* _REQUEST_
Would you return all of this data exactly, leaving nothing out?

* _SUPPLIED ENTRIES_

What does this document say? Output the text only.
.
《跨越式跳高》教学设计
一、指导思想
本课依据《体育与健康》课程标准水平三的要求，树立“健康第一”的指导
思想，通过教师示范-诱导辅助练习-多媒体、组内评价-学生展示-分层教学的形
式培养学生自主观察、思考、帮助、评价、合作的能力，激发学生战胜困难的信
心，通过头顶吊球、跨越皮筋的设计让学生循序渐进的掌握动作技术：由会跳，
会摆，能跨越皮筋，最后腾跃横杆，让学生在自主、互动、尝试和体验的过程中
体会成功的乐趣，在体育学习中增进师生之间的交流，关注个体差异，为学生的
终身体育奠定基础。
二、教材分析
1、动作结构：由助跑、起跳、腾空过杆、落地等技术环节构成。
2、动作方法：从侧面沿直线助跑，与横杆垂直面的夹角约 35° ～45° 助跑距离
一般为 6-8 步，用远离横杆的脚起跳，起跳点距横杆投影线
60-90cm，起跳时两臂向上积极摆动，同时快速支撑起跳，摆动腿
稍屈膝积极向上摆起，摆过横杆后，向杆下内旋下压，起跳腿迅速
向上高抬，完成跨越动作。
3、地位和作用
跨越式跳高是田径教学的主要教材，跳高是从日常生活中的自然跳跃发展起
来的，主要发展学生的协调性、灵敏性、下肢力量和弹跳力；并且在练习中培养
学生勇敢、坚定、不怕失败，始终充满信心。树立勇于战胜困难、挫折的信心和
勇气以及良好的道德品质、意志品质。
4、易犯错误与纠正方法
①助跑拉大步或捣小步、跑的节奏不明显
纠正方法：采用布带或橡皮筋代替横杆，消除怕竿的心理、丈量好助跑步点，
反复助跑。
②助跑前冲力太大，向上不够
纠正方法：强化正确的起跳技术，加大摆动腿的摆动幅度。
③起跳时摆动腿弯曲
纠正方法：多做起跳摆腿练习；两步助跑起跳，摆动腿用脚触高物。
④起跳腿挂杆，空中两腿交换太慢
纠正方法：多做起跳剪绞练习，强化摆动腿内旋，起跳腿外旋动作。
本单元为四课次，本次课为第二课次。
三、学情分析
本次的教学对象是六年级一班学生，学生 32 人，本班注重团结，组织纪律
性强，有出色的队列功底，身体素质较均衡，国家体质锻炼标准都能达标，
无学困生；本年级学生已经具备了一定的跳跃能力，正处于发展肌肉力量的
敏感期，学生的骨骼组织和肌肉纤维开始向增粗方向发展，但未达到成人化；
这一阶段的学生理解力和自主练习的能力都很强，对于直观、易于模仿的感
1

* _ANSWER TO THE EXERCISE_
What does this document say? Output the text only.
.
《跨越式跳高》教学设计
一、指导思想
本课依据《体育与健康》课程标准水平三的要求，树立“健康第一”的指导
思想，通过教师示范-诱导辅助练习-多媒体、组内评价-学生展示-分层教学的形
式培养学生自主观察、思考、帮助、评价、合作的能力，激发学生战胜困难的信
心，通过头顶吊球、跨越皮筋的设计让学生循序渐进的掌握动作技术：由会跳，
会摆，能跨越皮筋，最后腾跃横杆，让学生在自主、互动、尝试和体验的过程中
体会成功的乐趣，在体育学习中增进师生之间的交流，关注个体差异，为学生的
终身体育奠定基础。
二、教材分析
1、动作结构：由助跑、起跳、腾空过杆、落地等技术环节构成。
2、动作方法：从侧面沿直线助跑，与横杆垂直面的夹角约 35° ～45° 助跑距离
一般为 6-8 步，用远离横杆的脚起跳，起跳点距横杆投影线
60-90cm，起跳时两臂向上积极摆动，同时快速支撑起跳，摆动腿
稍屈膝积极向上摆起，摆过横杆后，向杆下内旋下压，起跳腿迅速
向上高抬，完成跨越动作。
3、地位和作用
跨越式跳高是田径教学的主要教材，跳高是从日常生活中的自然跳跃发展起
来的，主要发展学生的协调性、灵敏性、下肢力量和弹跳力；并且在练习中培养
学生勇敢、坚定、不怕失败，始终充满信心。树立勇于战胜困难、挫折的信心和
勇气以及良好的道德品质、意志品质。
4、易犯错误与纠正方法
①助跑拉大步或捣小步、跑的节奏不明显
纠正方法：采用布带或橡皮筋代替横杆，消除怕竿的心理、丈量好助跑步点，
反复助跑。
②助跑前冲力太大，向上不够
纠正方法：强化正确的起跳技术，加大摆动腿的摆动幅度。
③起跳时摆动腿弯曲
纠正方法：多做起跳摆腿练习；两步助跑起跳，摆动腿用脚触高物。
④起跳腿挂杆，空中两腿交换太慢
纠正方法：多做起跳剪绞练习，强化摆动腿内旋，起跳腿外旋动作。
本单元为四课次，本次课为第二课次。
三、学情分析
本次的教学对象是六年级一班学生，学生 32 人，本班注重团结，组织纪律
性强，有出色的队列功底，身体素质较均衡，国家体质锻炼标准都能达标，
无学困生；本年级学生已经具备了一定的跳跃能力，正处于发展肌肉力量的
敏感期，学生的骨骼组织和肌肉纤维开始向增粗方向发展，但未达到成人化；
这一阶段的学生理解力和自主练习的能力都很强，对于直观、易于模仿的感
1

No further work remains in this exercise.